══ SOURCE MATERIAL
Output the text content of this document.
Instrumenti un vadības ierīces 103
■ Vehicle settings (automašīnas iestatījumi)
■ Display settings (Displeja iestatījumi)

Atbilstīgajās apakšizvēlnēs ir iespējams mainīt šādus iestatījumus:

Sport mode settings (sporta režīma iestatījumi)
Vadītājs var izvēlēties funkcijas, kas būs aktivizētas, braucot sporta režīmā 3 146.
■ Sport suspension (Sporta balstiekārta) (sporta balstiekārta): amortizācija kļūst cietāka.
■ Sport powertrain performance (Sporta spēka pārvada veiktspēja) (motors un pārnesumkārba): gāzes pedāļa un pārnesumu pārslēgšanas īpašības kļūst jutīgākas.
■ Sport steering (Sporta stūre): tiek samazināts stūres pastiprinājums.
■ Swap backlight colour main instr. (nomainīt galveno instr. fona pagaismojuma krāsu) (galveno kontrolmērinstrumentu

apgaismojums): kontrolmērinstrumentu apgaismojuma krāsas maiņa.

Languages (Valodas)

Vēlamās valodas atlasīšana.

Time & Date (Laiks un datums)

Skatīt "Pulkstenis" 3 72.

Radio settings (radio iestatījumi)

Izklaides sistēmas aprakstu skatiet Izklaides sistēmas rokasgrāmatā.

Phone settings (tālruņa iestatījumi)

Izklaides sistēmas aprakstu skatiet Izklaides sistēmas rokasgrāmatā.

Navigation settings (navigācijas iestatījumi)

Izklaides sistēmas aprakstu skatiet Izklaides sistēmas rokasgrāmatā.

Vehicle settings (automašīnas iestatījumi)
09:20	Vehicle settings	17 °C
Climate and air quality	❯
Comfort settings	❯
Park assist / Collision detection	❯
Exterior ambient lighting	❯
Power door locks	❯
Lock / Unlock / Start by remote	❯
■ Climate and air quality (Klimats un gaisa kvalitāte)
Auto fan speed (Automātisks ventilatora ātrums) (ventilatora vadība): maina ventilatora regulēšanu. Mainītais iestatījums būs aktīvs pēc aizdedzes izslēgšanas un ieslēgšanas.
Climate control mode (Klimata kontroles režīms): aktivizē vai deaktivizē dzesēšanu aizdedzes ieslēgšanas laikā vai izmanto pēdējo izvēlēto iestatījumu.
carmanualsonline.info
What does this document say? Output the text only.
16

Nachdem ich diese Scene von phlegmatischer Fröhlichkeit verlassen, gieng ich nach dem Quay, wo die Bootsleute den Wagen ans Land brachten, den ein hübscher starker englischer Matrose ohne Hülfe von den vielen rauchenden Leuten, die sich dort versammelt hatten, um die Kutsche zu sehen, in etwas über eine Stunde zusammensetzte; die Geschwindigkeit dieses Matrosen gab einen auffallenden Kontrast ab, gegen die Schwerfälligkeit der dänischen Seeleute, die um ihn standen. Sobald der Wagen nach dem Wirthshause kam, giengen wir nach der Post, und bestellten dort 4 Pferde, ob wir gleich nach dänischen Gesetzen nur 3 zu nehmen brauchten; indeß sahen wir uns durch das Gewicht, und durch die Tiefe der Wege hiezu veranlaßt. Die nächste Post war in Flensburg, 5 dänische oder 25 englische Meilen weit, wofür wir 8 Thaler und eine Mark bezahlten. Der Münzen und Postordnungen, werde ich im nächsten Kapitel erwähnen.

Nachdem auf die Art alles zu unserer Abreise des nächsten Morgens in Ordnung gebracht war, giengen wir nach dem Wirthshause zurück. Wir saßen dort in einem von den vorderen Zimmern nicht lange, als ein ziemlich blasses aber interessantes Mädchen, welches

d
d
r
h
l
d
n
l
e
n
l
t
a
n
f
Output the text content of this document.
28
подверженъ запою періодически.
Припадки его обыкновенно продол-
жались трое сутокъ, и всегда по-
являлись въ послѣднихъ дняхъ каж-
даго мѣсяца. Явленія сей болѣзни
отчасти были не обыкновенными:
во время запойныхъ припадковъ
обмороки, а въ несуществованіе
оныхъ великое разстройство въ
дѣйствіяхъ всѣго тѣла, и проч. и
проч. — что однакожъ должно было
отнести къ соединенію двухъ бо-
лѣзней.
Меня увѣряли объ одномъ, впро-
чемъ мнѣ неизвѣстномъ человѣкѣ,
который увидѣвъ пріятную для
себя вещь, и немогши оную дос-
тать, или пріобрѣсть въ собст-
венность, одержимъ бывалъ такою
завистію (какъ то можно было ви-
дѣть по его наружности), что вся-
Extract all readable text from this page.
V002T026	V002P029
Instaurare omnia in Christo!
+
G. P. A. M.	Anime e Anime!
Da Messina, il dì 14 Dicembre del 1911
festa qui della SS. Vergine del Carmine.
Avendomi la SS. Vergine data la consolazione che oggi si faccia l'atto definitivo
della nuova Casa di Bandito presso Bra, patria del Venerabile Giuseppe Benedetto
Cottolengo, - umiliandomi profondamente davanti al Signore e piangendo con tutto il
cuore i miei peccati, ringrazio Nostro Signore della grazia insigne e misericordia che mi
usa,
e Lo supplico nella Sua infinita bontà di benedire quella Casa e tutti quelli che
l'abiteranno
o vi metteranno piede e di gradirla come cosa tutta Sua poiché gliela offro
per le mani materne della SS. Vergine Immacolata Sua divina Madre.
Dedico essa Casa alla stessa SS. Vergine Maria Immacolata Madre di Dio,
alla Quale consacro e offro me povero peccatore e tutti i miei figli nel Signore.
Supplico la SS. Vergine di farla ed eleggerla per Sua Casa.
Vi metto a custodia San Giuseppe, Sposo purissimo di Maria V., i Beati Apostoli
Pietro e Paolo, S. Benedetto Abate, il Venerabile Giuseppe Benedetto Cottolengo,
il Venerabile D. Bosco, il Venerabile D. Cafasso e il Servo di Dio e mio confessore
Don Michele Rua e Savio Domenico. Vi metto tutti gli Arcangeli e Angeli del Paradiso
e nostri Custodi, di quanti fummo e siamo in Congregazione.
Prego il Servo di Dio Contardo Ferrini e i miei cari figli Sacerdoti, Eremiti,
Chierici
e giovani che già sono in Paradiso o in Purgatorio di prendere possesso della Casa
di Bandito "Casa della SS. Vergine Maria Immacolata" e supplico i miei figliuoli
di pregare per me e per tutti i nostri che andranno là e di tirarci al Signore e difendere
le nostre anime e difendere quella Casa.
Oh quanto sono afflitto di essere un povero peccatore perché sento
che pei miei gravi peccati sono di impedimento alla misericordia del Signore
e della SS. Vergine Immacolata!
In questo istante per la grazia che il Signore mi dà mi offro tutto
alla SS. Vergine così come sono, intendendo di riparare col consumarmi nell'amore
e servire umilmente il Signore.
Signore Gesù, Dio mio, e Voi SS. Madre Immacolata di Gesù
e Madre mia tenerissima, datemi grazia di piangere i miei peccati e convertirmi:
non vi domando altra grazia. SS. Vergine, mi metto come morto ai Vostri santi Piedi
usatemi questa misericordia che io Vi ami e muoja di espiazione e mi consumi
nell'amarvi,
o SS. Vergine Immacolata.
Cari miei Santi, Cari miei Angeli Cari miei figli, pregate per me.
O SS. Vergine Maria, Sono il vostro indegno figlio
════
== PROBLEM REQUIREMENTS ==
Using the records above, pull out each line where the word "Madre" occurs.

== RESPONSE ==
per le mani materne della SS. Vergine Immacolata Sua divina Madre.
Dedico essa Casa alla stessa SS. Vergine Maria Immacolata Madre di Dio,
Signore Gesù, Dio mio, e Voi SS. Madre Immacolata di Gesù
e Madre mia tenerissima, datemi grazia di piangere i miei peccati e convertirmi:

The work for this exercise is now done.